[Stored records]

--- --- ---

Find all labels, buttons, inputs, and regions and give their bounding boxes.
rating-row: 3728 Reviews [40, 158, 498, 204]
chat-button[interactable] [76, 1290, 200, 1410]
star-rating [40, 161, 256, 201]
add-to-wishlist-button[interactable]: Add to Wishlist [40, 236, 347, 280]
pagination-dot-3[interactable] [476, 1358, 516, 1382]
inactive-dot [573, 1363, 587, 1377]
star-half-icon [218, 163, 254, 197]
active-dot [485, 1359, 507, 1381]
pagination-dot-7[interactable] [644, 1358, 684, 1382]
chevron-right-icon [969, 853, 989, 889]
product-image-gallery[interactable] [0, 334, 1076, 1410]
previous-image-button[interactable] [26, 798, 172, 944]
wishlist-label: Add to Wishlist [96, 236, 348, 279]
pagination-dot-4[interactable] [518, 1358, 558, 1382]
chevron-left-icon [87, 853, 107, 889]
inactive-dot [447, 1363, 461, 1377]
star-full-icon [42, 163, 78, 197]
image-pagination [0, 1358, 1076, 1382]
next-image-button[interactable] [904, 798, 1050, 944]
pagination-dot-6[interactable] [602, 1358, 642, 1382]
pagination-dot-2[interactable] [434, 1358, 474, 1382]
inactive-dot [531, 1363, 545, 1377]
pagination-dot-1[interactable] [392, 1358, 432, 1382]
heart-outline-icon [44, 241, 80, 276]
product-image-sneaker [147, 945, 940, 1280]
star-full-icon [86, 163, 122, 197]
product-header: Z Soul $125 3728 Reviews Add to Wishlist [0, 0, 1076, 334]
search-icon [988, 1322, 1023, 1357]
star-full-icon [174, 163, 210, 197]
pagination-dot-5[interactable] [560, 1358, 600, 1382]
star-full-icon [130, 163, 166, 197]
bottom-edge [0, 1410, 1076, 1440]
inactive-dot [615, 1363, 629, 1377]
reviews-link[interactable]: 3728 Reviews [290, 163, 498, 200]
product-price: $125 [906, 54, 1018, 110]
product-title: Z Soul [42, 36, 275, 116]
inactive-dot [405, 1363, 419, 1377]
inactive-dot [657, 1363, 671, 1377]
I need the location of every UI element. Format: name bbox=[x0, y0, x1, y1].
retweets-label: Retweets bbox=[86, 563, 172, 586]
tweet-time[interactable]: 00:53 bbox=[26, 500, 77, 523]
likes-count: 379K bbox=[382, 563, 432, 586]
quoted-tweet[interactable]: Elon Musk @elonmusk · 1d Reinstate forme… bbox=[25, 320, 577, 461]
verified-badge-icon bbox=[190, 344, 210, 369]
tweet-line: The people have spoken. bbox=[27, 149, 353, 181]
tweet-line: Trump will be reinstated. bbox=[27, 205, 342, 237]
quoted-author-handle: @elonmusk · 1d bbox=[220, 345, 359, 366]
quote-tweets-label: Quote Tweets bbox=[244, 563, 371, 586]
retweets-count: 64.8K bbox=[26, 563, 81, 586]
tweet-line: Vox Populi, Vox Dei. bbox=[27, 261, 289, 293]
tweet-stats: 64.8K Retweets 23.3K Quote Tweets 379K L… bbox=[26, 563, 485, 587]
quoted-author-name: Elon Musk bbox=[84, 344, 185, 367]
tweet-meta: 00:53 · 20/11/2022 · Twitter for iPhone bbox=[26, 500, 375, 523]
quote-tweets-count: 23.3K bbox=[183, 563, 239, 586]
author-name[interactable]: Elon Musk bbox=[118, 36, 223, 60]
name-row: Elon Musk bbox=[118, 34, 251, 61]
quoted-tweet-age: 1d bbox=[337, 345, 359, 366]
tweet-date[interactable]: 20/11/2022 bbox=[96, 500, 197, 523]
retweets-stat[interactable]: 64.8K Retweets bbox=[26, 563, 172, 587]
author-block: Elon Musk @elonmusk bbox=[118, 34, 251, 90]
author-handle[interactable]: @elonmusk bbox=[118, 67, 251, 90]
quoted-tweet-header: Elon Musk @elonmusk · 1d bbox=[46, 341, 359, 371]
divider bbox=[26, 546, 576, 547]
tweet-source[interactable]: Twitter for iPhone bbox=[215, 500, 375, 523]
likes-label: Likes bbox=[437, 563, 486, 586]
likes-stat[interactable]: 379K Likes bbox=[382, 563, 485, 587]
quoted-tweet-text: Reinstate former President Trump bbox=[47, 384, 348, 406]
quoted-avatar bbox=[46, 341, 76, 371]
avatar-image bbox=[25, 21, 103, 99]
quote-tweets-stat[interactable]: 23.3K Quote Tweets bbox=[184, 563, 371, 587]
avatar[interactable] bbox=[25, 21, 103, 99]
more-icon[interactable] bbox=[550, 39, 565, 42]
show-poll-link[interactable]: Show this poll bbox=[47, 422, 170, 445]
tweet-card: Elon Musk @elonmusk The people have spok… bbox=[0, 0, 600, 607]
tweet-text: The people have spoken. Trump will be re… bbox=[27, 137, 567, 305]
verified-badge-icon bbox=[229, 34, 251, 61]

--- --- ---

• [Exercise objective]:
Can you change "inactive-dot" to "idle-dot" throughout the records above and leave everything else in them unchanged?

• [Response to the task]:
Find all labels, buttons, inputs, and regions and give their bounding boxes.
rating-row: 3728 Reviews [40, 158, 498, 204]
chat-button[interactable] [76, 1290, 200, 1410]
star-rating [40, 161, 256, 201]
add-to-wishlist-button[interactable]: Add to Wishlist [40, 236, 347, 280]
pagination-dot-3[interactable] [476, 1358, 516, 1382]
idle-dot [573, 1363, 587, 1377]
star-half-icon [218, 163, 254, 197]
active-dot [485, 1359, 507, 1381]
pagination-dot-7[interactable] [644, 1358, 684, 1382]
chevron-right-icon [969, 853, 989, 889]
product-image-gallery[interactable] [0, 334, 1076, 1410]
previous-image-button[interactable] [26, 798, 172, 944]
wishlist-label: Add to Wishlist [96, 236, 348, 279]
pagination-dot-4[interactable] [518, 1358, 558, 1382]
chevron-left-icon [87, 853, 107, 889]
idle-dot [447, 1363, 461, 1377]
star-full-icon [42, 163, 78, 197]
image-pagination [0, 1358, 1076, 1382]
next-image-button[interactable] [904, 798, 1050, 944]
pagination-dot-6[interactable] [602, 1358, 642, 1382]
pagination-dot-2[interactable] [434, 1358, 474, 1382]
idle-dot [531, 1363, 545, 1377]
pagination-dot-1[interactable] [392, 1358, 432, 1382]
heart-outline-icon [44, 241, 80, 276]
product-image-sneaker [147, 945, 940, 1280]
star-full-icon [86, 163, 122, 197]
product-header: Z Soul $125 3728 Reviews Add to Wishlist [0, 0, 1076, 334]
search-icon [988, 1322, 1023, 1357]
star-full-icon [174, 163, 210, 197]
pagination-dot-5[interactable] [560, 1358, 600, 1382]
star-full-icon [130, 163, 166, 197]
bottom-edge [0, 1410, 1076, 1440]
idle-dot [615, 1363, 629, 1377]
reviews-link[interactable]: 3728 Reviews [290, 163, 498, 200]
product-price: $125 [906, 54, 1018, 110]
product-title: Z Soul [42, 36, 275, 116]
idle-dot [405, 1363, 419, 1377]
idle-dot [657, 1363, 671, 1377]
I need the location of every UI element. Format: name bbox=[x0, y0, x1, y1].
retweets-label: Retweets bbox=[86, 563, 172, 586]
tweet-time[interactable]: 00:53 bbox=[26, 500, 77, 523]
likes-count: 379K bbox=[382, 563, 432, 586]
quoted-tweet[interactable]: Elon Musk @elonmusk · 1d Reinstate forme… bbox=[25, 320, 577, 461]
verified-badge-icon bbox=[190, 344, 210, 369]
tweet-line: The people have spoken. bbox=[27, 149, 353, 181]
tweet-line: Trump will be reinstated. bbox=[27, 205, 342, 237]
quoted-author-handle: @elonmusk · 1d bbox=[220, 345, 359, 366]
quote-tweets-label: Quote Tweets bbox=[244, 563, 371, 586]
retweets-count: 64.8K bbox=[26, 563, 81, 586]
tweet-line: Vox Populi, Vox Dei. bbox=[27, 261, 289, 293]
tweet-stats: 64.8K Retweets 23.3K Quote Tweets 379K L… bbox=[26, 563, 485, 587]
quoted-author-name: Elon Musk bbox=[84, 344, 185, 367]
tweet-meta: 00:53 · 20/11/2022 · Twitter for iPhone bbox=[26, 500, 375, 523]
quote-tweets-count: 23.3K bbox=[183, 563, 239, 586]
author-name[interactable]: Elon Musk bbox=[118, 36, 223, 60]
name-row: Elon Musk bbox=[118, 34, 251, 61]
quoted-tweet-age: 1d bbox=[337, 345, 359, 366]
tweet-date[interactable]: 20/11/2022 bbox=[96, 500, 197, 523]
retweets-stat[interactable]: 64.8K Retweets bbox=[26, 563, 172, 587]
author-block: Elon Musk @elonmusk bbox=[118, 34, 251, 90]
author-handle[interactable]: @elonmusk bbox=[118, 67, 251, 90]
quoted-tweet-header: Elon Musk @elonmusk · 1d bbox=[46, 341, 359, 371]
divider bbox=[26, 546, 576, 547]
tweet-source[interactable]: Twitter for iPhone bbox=[215, 500, 375, 523]
likes-label: Likes bbox=[437, 563, 486, 586]
likes-stat[interactable]: 379K Likes bbox=[382, 563, 485, 587]
quoted-tweet-text: Reinstate former President Trump bbox=[47, 384, 348, 406]
quoted-avatar bbox=[46, 341, 76, 371]
avatar-image bbox=[25, 21, 103, 99]
quote-tweets-stat[interactable]: 23.3K Quote Tweets bbox=[184, 563, 371, 587]
avatar[interactable] bbox=[25, 21, 103, 99]
more-icon[interactable] bbox=[550, 39, 565, 42]
show-poll-link[interactable]: Show this poll bbox=[47, 422, 170, 445]
tweet-card: Elon Musk @elonmusk The people have spok… bbox=[0, 0, 600, 607]
tweet-text: The people have spoken. Trump will be re… bbox=[27, 137, 567, 305]
verified-badge-icon bbox=[229, 34, 251, 61]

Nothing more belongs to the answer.